Reproduce the material word for word, from its first line through the line containing "128, 161, 141]", both included.

=-=-=-=-=

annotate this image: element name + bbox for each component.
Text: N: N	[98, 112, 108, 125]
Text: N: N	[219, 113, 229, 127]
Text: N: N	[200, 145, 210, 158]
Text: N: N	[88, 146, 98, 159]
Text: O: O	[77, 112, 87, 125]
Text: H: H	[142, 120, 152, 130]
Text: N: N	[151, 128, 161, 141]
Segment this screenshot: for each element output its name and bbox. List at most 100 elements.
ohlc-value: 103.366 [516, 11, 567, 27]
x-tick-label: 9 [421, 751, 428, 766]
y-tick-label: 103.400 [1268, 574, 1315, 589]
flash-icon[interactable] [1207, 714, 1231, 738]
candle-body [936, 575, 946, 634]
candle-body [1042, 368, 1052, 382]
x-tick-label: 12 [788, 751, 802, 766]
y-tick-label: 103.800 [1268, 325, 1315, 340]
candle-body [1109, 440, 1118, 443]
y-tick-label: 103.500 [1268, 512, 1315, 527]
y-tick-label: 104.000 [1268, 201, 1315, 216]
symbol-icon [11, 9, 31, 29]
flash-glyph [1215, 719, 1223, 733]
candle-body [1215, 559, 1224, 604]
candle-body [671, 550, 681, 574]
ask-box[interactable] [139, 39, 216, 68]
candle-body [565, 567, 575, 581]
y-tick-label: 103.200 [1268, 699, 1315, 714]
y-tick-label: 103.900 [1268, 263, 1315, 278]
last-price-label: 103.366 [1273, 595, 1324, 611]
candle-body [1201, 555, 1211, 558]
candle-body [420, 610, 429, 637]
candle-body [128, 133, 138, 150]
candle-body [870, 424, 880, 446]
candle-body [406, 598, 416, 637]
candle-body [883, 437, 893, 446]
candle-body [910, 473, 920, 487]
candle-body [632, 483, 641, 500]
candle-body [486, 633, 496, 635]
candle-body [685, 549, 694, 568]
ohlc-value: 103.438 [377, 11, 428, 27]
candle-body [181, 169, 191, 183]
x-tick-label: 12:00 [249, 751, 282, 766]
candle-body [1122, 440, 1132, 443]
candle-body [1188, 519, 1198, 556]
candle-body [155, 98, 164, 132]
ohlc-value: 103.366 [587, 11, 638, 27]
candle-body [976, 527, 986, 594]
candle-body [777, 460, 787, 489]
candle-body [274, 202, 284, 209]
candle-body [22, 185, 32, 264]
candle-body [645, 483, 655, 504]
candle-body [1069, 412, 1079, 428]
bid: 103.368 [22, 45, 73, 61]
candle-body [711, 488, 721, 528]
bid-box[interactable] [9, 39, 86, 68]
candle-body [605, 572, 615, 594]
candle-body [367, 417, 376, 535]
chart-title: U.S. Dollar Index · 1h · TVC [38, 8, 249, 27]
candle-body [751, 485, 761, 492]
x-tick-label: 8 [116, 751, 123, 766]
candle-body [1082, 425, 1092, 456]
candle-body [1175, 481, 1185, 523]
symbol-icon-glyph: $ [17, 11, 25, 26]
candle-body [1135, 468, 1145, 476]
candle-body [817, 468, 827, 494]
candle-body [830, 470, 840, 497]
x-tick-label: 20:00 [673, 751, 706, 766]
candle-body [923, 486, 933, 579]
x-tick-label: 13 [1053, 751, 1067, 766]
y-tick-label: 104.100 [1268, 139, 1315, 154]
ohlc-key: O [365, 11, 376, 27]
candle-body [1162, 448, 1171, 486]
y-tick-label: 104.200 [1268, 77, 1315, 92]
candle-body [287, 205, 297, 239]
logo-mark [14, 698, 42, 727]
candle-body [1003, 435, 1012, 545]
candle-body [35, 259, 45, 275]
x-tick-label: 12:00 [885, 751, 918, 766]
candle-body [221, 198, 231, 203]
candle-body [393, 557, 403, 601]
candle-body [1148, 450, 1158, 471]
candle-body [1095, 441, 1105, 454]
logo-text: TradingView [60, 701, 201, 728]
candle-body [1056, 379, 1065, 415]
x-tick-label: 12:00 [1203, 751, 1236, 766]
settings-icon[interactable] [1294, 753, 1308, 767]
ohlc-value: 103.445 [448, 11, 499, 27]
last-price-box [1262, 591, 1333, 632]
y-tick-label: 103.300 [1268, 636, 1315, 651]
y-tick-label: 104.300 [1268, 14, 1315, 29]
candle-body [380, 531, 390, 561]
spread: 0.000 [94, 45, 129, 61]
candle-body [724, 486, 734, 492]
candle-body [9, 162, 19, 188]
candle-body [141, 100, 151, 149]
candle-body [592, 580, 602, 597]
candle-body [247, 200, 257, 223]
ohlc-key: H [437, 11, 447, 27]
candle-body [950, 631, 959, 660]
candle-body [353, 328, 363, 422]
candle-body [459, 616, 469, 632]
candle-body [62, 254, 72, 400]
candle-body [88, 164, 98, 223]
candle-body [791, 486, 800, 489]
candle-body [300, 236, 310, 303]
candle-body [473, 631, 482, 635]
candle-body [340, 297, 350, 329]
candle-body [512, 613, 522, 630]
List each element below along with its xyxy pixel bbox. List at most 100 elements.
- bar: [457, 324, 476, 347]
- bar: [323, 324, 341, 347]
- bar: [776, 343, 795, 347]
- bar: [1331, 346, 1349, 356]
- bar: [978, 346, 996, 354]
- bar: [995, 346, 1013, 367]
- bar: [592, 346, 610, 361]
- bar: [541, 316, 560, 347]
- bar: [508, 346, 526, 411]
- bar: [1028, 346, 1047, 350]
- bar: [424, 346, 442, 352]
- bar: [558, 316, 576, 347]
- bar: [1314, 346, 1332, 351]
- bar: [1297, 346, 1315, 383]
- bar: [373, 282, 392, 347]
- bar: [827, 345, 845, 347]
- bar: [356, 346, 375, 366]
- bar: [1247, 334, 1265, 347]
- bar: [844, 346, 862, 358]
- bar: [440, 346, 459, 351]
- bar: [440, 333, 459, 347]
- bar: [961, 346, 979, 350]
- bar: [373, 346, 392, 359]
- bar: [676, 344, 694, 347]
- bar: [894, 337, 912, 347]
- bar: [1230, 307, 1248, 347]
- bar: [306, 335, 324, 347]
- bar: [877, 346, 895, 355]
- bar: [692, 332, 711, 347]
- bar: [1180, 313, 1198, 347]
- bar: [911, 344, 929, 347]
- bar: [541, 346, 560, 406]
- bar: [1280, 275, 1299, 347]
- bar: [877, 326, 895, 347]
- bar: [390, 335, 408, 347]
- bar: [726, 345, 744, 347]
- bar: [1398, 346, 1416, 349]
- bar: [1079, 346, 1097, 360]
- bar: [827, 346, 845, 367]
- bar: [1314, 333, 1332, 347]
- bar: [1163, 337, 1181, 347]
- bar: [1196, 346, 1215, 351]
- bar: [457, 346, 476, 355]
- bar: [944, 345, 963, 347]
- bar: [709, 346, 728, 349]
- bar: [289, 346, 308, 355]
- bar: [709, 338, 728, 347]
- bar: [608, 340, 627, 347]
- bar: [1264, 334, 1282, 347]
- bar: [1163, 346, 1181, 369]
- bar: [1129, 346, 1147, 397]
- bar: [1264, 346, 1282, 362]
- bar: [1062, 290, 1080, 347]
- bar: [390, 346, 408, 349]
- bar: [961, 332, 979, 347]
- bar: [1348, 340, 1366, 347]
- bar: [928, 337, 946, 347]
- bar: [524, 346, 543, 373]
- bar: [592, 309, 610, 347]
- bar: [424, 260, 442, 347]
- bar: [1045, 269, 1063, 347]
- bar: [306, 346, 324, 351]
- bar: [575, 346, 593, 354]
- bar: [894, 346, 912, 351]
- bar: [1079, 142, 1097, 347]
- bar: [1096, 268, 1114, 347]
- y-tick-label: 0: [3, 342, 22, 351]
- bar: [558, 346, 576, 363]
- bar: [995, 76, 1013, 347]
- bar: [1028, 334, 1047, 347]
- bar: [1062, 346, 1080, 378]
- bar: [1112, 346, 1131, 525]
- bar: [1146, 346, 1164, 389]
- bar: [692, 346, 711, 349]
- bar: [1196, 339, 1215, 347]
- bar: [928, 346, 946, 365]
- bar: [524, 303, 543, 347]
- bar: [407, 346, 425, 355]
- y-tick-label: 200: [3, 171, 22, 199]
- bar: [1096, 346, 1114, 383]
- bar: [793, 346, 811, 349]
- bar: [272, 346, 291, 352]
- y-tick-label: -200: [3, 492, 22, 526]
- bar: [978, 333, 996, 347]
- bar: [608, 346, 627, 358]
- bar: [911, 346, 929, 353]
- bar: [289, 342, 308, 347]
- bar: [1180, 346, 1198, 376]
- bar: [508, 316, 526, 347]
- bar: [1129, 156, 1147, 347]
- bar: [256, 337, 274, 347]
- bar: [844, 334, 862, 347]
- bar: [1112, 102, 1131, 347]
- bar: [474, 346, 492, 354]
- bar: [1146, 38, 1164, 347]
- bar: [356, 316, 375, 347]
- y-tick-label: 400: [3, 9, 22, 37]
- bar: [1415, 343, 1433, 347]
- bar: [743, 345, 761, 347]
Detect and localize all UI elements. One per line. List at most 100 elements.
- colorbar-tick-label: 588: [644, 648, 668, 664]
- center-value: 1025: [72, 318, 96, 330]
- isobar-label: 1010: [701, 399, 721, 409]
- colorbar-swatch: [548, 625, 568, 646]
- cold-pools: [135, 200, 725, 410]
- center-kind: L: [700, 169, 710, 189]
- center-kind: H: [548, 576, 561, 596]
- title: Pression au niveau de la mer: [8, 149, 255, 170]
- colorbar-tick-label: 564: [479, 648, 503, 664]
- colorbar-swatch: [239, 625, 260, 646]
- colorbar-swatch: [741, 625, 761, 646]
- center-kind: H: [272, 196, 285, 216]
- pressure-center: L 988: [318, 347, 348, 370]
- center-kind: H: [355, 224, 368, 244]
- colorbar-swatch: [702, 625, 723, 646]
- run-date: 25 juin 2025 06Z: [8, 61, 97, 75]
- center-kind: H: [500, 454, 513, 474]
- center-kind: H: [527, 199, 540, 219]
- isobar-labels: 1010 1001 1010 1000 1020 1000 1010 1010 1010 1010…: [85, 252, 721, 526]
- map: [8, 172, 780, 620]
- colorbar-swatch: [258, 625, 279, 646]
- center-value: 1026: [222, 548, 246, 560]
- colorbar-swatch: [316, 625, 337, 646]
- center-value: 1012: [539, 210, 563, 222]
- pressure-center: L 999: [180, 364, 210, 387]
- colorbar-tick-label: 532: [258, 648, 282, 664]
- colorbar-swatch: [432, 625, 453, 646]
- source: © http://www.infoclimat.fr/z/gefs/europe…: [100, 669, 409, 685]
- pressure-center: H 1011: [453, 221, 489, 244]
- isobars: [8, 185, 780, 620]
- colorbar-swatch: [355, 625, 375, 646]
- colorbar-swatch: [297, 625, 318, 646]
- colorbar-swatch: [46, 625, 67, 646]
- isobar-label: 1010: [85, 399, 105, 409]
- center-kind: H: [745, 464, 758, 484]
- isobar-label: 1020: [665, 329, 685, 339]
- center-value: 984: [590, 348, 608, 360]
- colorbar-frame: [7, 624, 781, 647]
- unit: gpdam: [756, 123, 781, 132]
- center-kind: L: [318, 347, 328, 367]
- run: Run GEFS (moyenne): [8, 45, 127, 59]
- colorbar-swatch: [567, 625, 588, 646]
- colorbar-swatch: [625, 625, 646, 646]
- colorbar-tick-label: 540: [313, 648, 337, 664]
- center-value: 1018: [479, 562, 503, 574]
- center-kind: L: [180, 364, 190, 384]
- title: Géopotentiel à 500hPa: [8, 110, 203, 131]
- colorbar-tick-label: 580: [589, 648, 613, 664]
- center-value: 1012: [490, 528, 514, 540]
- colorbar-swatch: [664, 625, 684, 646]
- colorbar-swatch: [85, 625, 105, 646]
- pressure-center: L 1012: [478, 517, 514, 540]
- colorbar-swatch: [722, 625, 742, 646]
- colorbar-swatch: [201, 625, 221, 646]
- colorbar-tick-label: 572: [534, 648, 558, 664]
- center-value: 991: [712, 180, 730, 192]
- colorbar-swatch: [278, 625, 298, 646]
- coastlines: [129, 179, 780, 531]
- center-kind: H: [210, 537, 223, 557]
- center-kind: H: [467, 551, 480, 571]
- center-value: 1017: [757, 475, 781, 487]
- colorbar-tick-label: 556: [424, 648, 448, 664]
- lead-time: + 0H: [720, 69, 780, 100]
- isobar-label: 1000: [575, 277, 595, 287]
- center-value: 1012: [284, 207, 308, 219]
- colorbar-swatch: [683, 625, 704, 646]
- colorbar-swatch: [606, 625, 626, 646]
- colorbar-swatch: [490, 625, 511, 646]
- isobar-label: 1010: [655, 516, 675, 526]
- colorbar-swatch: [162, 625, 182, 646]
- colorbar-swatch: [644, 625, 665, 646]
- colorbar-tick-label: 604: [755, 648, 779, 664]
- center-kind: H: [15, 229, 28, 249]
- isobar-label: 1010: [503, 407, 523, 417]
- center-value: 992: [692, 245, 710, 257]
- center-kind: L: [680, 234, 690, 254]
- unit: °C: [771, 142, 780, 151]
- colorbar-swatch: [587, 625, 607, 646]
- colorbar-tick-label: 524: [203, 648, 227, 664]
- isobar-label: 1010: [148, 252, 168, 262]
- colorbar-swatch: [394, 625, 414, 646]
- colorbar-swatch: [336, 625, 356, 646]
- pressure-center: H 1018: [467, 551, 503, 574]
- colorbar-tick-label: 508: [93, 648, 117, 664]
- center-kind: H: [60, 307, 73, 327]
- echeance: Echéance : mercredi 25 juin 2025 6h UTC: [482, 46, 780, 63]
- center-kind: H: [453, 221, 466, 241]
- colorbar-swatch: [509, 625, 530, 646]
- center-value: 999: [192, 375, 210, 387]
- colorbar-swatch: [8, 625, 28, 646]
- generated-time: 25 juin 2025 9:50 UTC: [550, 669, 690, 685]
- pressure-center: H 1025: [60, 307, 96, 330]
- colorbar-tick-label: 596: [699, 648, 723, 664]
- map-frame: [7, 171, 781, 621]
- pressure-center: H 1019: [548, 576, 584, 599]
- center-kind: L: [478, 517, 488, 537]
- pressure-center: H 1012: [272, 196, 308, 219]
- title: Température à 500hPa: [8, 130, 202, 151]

=-=-=-=-=

Final answer:
annotate this image: element name + bbox for each component.
Text: N: N	[98, 112, 108, 125]
Text: N: N	[219, 113, 229, 127]
Text: N: N	[200, 145, 210, 158]
Text: N: N	[88, 146, 98, 159]
Text: O: O	[77, 112, 87, 125]
Text: H: H	[142, 120, 152, 130]
Text: N: N	[151, 128, 161, 141]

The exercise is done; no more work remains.